Exercise directions >> Go through the material and write it all out exactly, minus the pictures.

[Start of Source records]

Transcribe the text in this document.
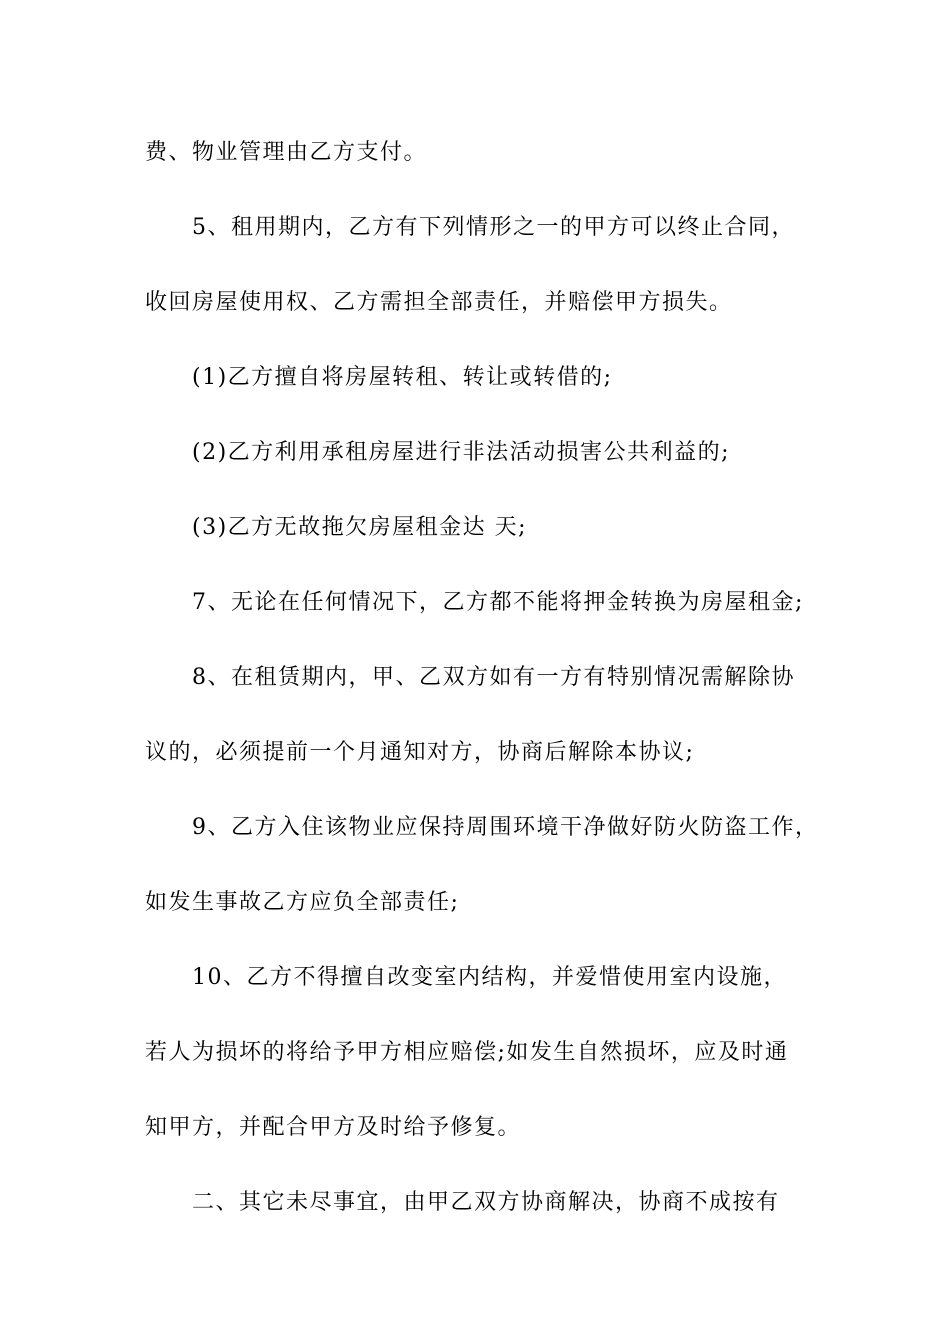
费、物业管理由乙方支付。
5、租用期内，乙方有下列情形之一的甲方可以终止合同，
收回房屋使用权、乙方需担全部责任，并赔偿甲方损失。
(1)乙方擅自将房屋转租、转让或转借的;
(2)乙方利用承租房屋进行非法活动损害公共利益的;
(3)乙方无故拖欠房屋租金达 天;
7、无论在任何情况下，乙方都不能将押金转换为房屋租金;
8、在租赁期内，甲、乙双方如有一方有特别情况需解除协
议的，必须提前一个月通知对方，协商后解除本协议;
9、乙方入住该物业应保持周围环境干净做好防火防盗工作，
如发生事故乙方应负全部责任;
10、乙方不得擅自改变室内结构，并爱惜使用室内设施，
若人为损坏的将给予甲方相应赔偿;如发生自然损坏，应及时通
知甲方，并配合甲方及时给予修复。
二、其它未尽事宜，由甲乙双方协商解决，协商不成按有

[End of Source records]

Final result >>
Transcribe the text in this document.
费、物业管理由乙方支付。
5、租用期内，乙方有下列情形之一的甲方可以终止合同，
收回房屋使用权、乙方需担全部责任，并赔偿甲方损失。
(1)乙方擅自将房屋转租、转让或转借的;
(2)乙方利用承租房屋进行非法活动损害公共利益的;
(3)乙方无故拖欠房屋租金达 天;
7、无论在任何情况下，乙方都不能将押金转换为房屋租金;
8、在租赁期内，甲、乙双方如有一方有特别情况需解除协
议的，必须提前一个月通知对方，协商后解除本协议;
9、乙方入住该物业应保持周围环境干净做好防火防盗工作，
如发生事故乙方应负全部责任;
10、乙方不得擅自改变室内结构，并爱惜使用室内设施，
若人为损坏的将给予甲方相应赔偿;如发生自然损坏，应及时通
知甲方，并配合甲方及时给予修复。
二、其它未尽事宜，由甲乙双方协商解决，协商不成按有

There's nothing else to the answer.